───── Recorded data
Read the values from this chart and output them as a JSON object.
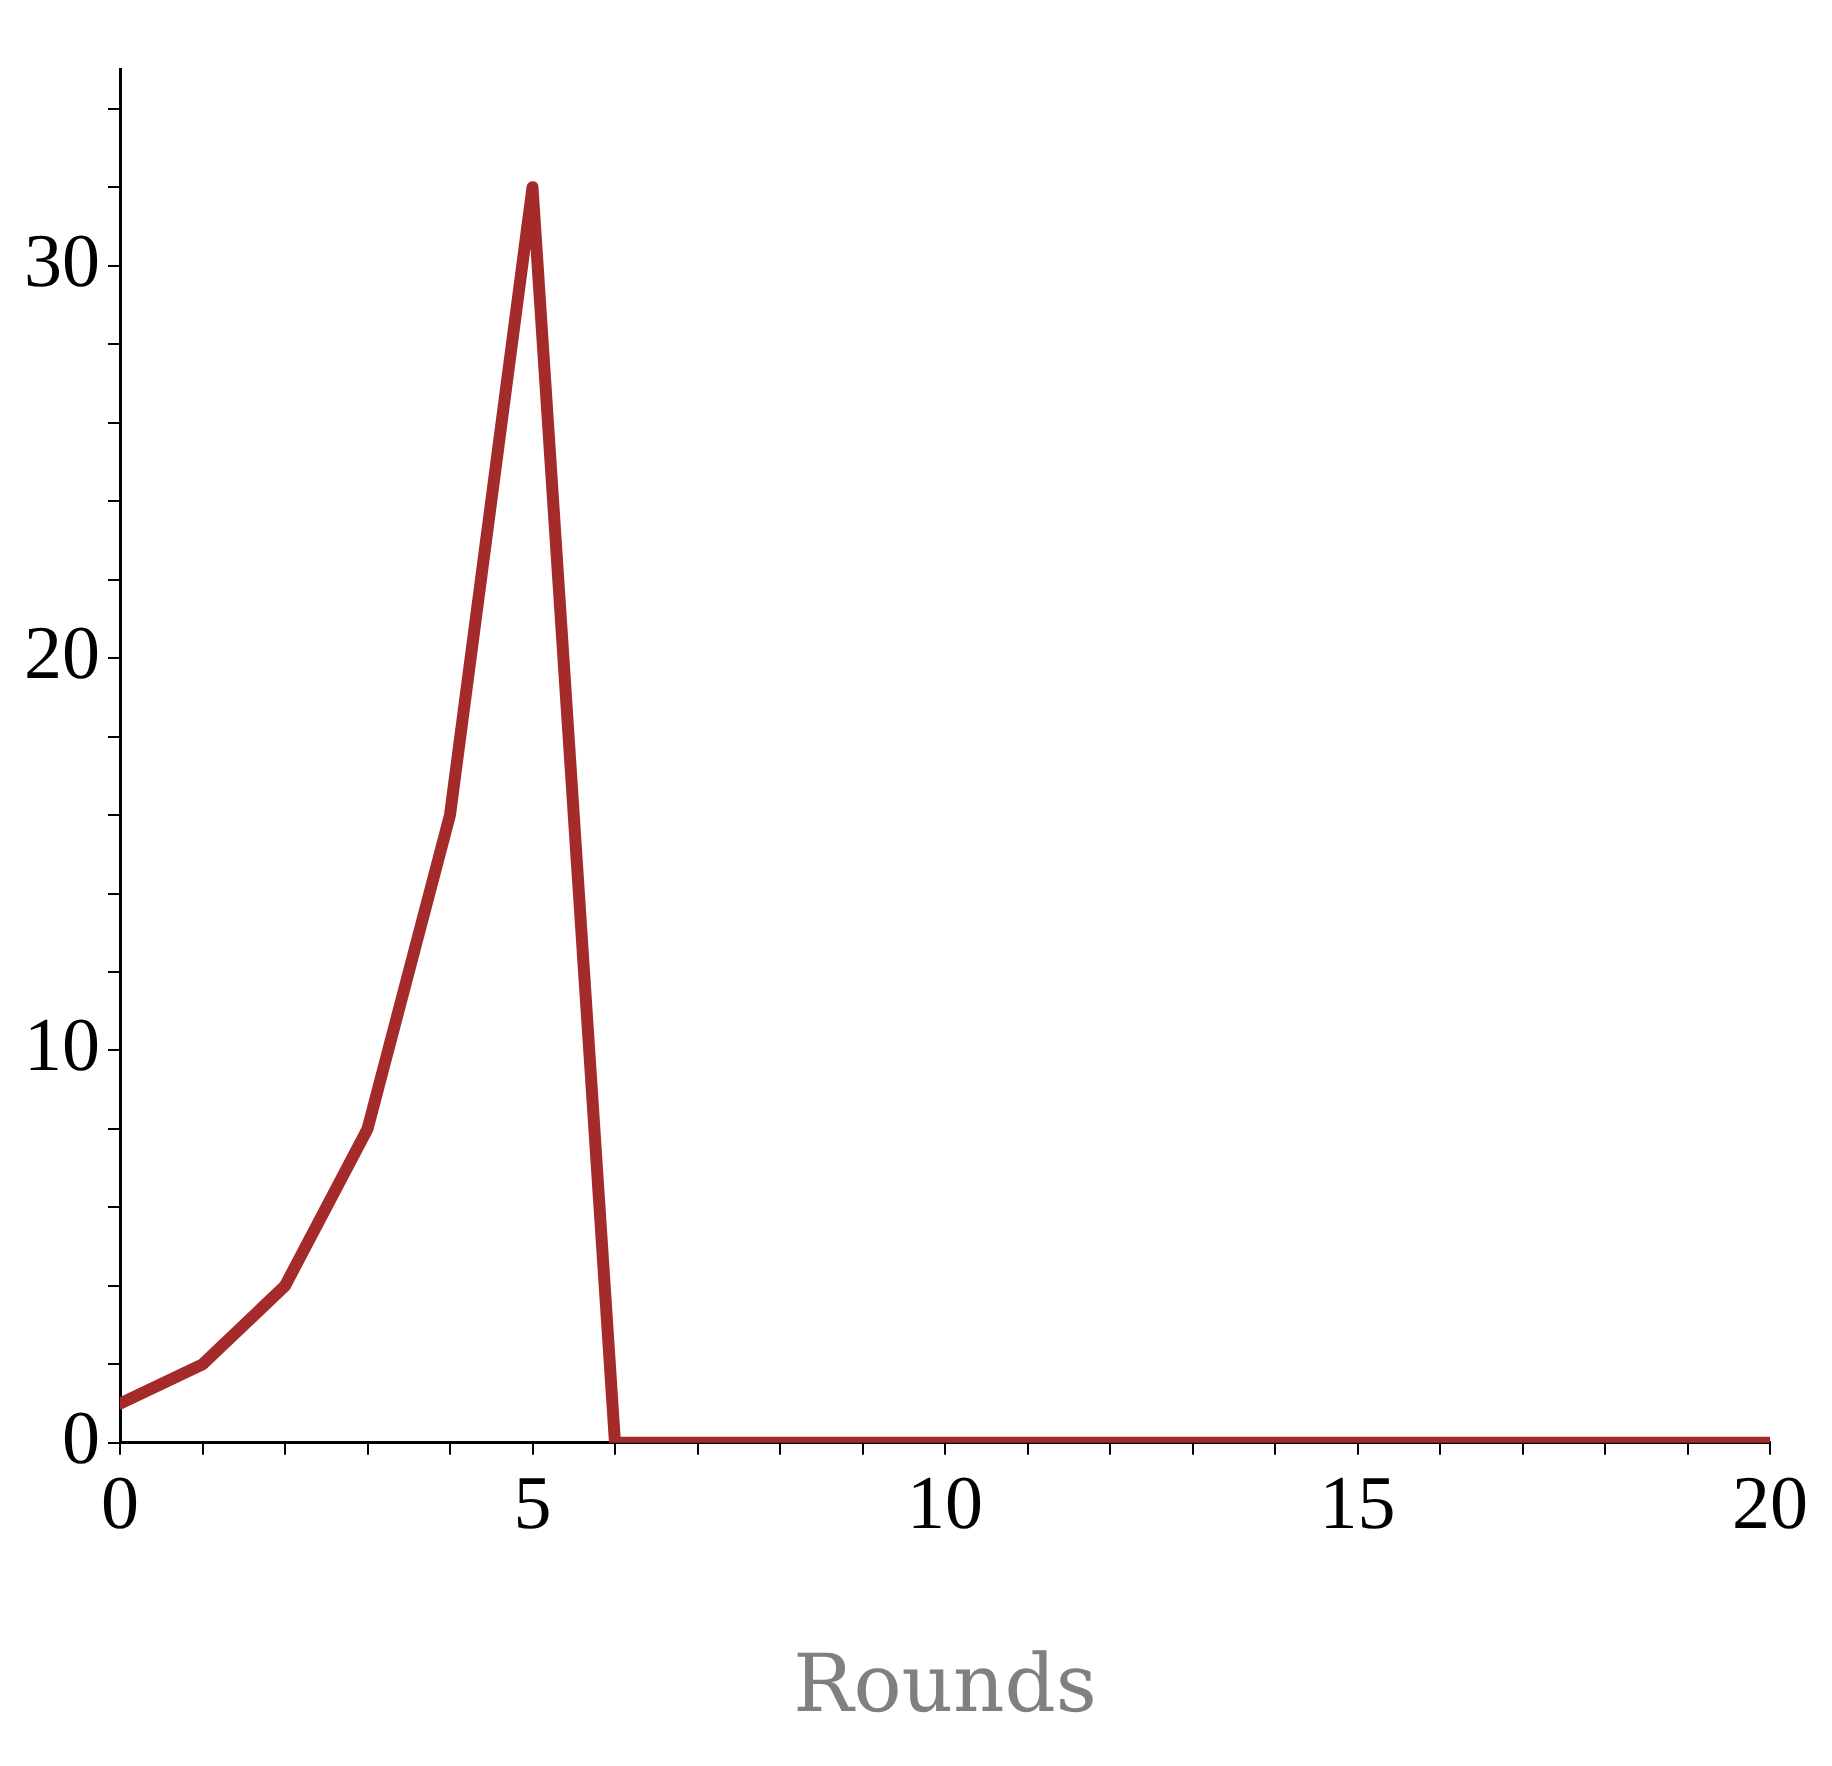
{
  "chart_data": {
    "type": "line",
    "xlabel": "Rounds",
    "x": [
      0,
      1,
      2,
      3,
      4,
      5,
      6,
      7,
      8,
      9,
      10,
      11,
      12,
      13,
      14,
      15,
      16,
      17,
      18,
      19,
      20
    ],
    "series": [
      {
        "color": "#a52a2a",
        "values": [
          1,
          2,
          4,
          8,
          16,
          32,
          0,
          0,
          0,
          0,
          0,
          0,
          0,
          0,
          0,
          0,
          0,
          0,
          0,
          0,
          0
        ]
      }
    ],
    "xlim": [
      0,
      20
    ],
    "xticks": [
      0,
      {
        "value": 1,
        "label": null
      },
      {
        "value": 2,
        "label": null
      },
      {
        "value": 3,
        "label": null
      },
      {
        "value": 4,
        "label": null
      },
      5,
      {
        "value": 6,
        "label": null
      },
      {
        "value": 7,
        "label": null
      },
      {
        "value": 8,
        "label": null
      },
      {
        "value": 9,
        "label": null
      },
      10,
      {
        "value": 11,
        "label": null
      },
      {
        "value": 12,
        "label": null
      },
      {
        "value": 13,
        "label": null
      },
      {
        "value": 14,
        "label": null
      },
      15,
      {
        "value": 16,
        "label": null
      },
      {
        "value": 17,
        "label": null
      },
      {
        "value": 18,
        "label": null
      },
      {
        "value": 19,
        "label": null
      },
      20
    ],
    "ylim": [
      0,
      35
    ],
    "yticks": [
      0,
      {
        "value": 2,
        "label": null
      },
      {
        "value": 4,
        "label": null
      },
      {
        "value": 6,
        "label": null
      },
      {
        "value": 8,
        "label": null
      },
      10,
      {
        "value": 12,
        "label": null
      },
      {
        "value": 14,
        "label": null
      },
      {
        "value": 16,
        "label": null
      },
      {
        "value": 18,
        "label": null
      },
      20,
      {
        "value": 22,
        "label": null
      },
      {
        "value": 24,
        "label": null
      },
      {
        "value": 26,
        "label": null
      },
      {
        "value": 28,
        "label": null
      },
      30,
      {
        "value": 32,
        "label": null
      },
      {
        "value": 34,
        "label": null
      }
    ],
    "grid": false,
    "legend": false,
    "marker": "none",
    "line_style": "solid"
  }
}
──────────
Set down every record once more, word for word, without pictures.

Output for this exercise:
Read the values from this chart and output them as a JSON object.
{
  "chart_data": {
    "type": "line",
    "xlabel": "Rounds",
    "x": [
      0,
      1,
      2,
      3,
      4,
      5,
      6,
      7,
      8,
      9,
      10,
      11,
      12,
      13,
      14,
      15,
      16,
      17,
      18,
      19,
      20
    ],
    "series": [
      {
        "color": "#a52a2a",
        "values": [
          1,
          2,
          4,
          8,
          16,
          32,
          0,
          0,
          0,
          0,
          0,
          0,
          0,
          0,
          0,
          0,
          0,
          0,
          0,
          0,
          0
        ]
      }
    ],
    "xlim": [
      0,
      20
    ],
    "xticks": [
      0,
      {
        "value": 1,
        "label": null
      },
      {
        "value": 2,
        "label": null
      },
      {
        "value": 3,
        "label": null
      },
      {
        "value": 4,
        "label": null
      },
      5,
      {
        "value": 6,
        "label": null
      },
      {
        "value": 7,
        "label": null
      },
      {
        "value": 8,
        "label": null
      },
      {
        "value": 9,
        "label": null
      },
      10,
      {
        "value": 11,
        "label": null
      },
      {
        "value": 12,
        "label": null
      },
      {
        "value": 13,
        "label": null
      },
      {
        "value": 14,
        "label": null
      },
      15,
      {
        "value": 16,
        "label": null
      },
      {
        "value": 17,
        "label": null
      },
      {
        "value": 18,
        "label": null
      },
      {
        "value": 19,
        "label": null
      },
      20
    ],
    "ylim": [
      0,
      35
    ],
    "yticks": [
      0,
      {
        "value": 2,
        "label": null
      },
      {
        "value": 4,
        "label": null
      },
      {
        "value": 6,
        "label": null
      },
      {
        "value": 8,
        "label": null
      },
      10,
      {
        "value": 12,
        "label": null
      },
      {
        "value": 14,
        "label": null
      },
      {
        "value": 16,
        "label": null
      },
      {
        "value": 18,
        "label": null
      },
      20,
      {
        "value": 22,
        "label": null
      },
      {
        "value": 24,
        "label": null
      },
      {
        "value": 26,
        "label": null
      },
      {
        "value": 28,
        "label": null
      },
      30,
      {
        "value": 32,
        "label": null
      },
      {
        "value": 34,
        "label": null
      }
    ],
    "grid": false,
    "legend": false,
    "marker": "none",
    "line_style": "solid"
  }
}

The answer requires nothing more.